Exercise prompt:
Copy out the source records below word for word, starting at the first line and stopping after the line that contains "significance-label: *** <box>1451".

Source records
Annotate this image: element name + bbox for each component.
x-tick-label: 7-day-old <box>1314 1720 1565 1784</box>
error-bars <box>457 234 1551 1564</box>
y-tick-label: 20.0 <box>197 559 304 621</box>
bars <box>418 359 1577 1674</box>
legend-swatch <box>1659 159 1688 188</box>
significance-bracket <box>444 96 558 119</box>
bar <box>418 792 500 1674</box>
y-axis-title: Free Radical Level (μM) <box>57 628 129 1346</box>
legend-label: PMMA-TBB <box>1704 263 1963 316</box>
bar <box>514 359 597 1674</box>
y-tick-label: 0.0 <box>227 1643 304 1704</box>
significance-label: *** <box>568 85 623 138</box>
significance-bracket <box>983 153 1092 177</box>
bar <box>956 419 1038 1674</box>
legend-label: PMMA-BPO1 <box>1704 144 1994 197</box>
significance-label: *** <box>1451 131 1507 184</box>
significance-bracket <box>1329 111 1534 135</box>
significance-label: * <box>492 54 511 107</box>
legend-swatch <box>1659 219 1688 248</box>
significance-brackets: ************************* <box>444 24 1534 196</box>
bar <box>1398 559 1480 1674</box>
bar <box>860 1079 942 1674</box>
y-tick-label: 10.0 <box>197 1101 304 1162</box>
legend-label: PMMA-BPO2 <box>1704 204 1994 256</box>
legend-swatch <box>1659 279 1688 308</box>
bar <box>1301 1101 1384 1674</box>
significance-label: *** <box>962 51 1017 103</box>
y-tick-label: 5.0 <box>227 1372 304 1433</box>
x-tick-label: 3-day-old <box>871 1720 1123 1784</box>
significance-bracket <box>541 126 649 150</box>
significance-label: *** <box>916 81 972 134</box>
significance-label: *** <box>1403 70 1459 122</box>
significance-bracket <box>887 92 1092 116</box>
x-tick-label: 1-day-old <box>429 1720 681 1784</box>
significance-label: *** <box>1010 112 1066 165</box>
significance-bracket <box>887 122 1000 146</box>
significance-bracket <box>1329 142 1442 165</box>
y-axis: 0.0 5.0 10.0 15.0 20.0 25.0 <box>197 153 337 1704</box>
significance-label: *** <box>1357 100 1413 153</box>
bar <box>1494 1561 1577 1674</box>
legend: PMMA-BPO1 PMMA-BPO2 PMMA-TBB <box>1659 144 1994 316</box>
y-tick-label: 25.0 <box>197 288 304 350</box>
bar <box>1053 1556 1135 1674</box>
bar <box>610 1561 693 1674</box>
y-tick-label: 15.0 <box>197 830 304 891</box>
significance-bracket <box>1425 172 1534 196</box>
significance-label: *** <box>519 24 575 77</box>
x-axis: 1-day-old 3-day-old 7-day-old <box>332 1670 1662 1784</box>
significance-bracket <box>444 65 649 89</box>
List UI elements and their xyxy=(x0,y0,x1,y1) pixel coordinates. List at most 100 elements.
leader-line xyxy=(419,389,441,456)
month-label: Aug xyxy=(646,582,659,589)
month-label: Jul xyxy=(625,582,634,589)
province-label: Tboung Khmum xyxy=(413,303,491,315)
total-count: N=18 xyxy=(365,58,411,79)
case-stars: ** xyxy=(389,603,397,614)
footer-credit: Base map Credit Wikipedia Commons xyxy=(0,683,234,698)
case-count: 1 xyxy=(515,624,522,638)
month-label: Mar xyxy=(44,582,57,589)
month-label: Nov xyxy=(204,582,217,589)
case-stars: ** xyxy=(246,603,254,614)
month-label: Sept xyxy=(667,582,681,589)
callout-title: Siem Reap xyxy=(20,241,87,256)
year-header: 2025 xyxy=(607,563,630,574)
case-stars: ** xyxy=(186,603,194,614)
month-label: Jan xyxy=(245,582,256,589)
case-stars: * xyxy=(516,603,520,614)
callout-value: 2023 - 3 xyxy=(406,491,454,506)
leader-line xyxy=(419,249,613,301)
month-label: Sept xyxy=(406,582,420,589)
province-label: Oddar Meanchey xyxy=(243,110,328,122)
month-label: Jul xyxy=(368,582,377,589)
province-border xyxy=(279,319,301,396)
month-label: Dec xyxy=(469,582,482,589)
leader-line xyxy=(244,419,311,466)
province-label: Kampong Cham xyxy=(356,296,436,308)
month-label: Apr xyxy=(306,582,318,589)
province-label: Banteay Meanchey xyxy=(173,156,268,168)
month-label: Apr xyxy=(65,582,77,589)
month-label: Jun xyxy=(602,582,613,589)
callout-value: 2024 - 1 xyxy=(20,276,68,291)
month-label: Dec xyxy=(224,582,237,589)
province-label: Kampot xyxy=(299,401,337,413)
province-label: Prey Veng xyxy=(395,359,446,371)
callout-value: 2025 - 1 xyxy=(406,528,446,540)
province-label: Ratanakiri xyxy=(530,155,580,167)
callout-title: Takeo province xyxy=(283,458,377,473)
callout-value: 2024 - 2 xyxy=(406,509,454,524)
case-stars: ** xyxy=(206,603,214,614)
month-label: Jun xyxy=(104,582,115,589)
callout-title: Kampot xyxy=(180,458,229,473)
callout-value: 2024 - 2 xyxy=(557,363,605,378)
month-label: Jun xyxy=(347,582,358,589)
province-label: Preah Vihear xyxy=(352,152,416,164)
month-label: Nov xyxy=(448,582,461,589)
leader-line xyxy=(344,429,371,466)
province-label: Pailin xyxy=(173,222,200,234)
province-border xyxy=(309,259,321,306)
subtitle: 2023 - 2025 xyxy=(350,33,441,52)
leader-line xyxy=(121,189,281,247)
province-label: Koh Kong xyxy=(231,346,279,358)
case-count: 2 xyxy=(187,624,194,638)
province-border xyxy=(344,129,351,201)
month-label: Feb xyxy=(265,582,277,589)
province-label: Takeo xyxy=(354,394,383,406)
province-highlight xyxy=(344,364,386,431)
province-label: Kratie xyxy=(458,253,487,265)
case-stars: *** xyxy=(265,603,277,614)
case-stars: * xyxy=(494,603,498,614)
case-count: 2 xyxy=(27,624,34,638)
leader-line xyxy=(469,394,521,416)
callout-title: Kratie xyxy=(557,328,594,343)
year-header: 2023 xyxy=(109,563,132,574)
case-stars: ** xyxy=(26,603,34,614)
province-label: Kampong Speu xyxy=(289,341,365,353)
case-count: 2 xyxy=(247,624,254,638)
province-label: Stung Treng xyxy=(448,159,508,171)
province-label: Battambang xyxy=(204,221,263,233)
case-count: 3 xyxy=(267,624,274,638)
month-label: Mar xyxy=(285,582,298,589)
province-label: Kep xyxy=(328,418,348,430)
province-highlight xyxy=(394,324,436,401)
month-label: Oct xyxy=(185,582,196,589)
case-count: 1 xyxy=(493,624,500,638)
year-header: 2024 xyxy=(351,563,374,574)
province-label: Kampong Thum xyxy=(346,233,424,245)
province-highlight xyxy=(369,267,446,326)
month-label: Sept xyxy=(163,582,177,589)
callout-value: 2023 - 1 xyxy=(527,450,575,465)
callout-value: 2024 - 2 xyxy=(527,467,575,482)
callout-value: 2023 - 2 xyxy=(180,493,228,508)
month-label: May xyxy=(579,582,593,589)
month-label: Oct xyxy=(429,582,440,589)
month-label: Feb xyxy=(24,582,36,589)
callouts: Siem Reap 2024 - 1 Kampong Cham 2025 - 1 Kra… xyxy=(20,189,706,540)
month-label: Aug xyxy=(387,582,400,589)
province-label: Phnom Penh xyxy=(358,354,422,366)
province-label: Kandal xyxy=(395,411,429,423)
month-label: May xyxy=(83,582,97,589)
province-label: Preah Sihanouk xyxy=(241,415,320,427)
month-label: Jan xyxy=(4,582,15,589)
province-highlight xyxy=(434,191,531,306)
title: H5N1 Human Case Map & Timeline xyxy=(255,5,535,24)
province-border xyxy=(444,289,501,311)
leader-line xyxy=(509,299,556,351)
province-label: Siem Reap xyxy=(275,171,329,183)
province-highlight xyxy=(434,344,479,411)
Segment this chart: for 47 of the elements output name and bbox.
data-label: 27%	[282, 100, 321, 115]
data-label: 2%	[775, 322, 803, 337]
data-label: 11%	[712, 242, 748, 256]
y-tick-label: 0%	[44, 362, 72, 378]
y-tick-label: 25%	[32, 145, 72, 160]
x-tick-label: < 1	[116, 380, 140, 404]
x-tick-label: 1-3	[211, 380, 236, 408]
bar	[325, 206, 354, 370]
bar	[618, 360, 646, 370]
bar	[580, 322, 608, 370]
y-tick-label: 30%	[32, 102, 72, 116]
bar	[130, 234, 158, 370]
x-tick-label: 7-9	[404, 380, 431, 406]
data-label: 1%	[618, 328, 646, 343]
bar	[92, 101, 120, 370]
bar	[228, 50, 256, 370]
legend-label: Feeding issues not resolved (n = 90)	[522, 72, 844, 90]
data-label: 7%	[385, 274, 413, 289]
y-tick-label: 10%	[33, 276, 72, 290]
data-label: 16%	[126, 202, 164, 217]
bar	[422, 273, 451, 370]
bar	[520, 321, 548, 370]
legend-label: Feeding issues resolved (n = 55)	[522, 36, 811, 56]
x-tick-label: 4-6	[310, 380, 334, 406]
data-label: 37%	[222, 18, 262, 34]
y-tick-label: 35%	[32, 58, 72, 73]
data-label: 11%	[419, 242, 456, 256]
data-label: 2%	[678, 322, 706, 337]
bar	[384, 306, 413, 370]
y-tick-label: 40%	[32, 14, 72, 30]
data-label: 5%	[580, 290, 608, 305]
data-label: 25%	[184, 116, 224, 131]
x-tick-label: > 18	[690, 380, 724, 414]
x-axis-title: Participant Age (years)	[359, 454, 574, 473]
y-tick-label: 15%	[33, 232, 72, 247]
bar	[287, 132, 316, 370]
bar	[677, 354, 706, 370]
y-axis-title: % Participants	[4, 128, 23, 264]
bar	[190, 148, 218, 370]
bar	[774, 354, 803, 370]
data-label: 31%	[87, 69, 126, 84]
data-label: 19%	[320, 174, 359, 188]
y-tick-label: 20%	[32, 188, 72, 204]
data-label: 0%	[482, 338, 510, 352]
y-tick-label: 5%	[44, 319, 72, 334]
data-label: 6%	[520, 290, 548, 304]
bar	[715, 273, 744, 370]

Solution:
Annotate this image: element name + bbox for each component.
x-tick-label: 7-day-old <box>1314 1720 1565 1784</box>
error-bars <box>457 234 1551 1564</box>
y-tick-label: 20.0 <box>197 559 304 621</box>
bars <box>418 359 1577 1674</box>
legend-swatch <box>1659 159 1688 188</box>
significance-bracket <box>444 96 558 119</box>
bar <box>418 792 500 1674</box>
y-axis-title: Free Radical Level (μM) <box>57 628 129 1346</box>
legend-label: PMMA-TBB <box>1704 263 1963 316</box>
bar <box>514 359 597 1674</box>
y-tick-label: 0.0 <box>227 1643 304 1704</box>
significance-label: *** <box>568 85 623 138</box>
significance-bracket <box>983 153 1092 177</box>
bar <box>956 419 1038 1674</box>
legend-label: PMMA-BPO1 <box>1704 144 1994 197</box>
significance-label: *** <box>1451 131 1507 184</box>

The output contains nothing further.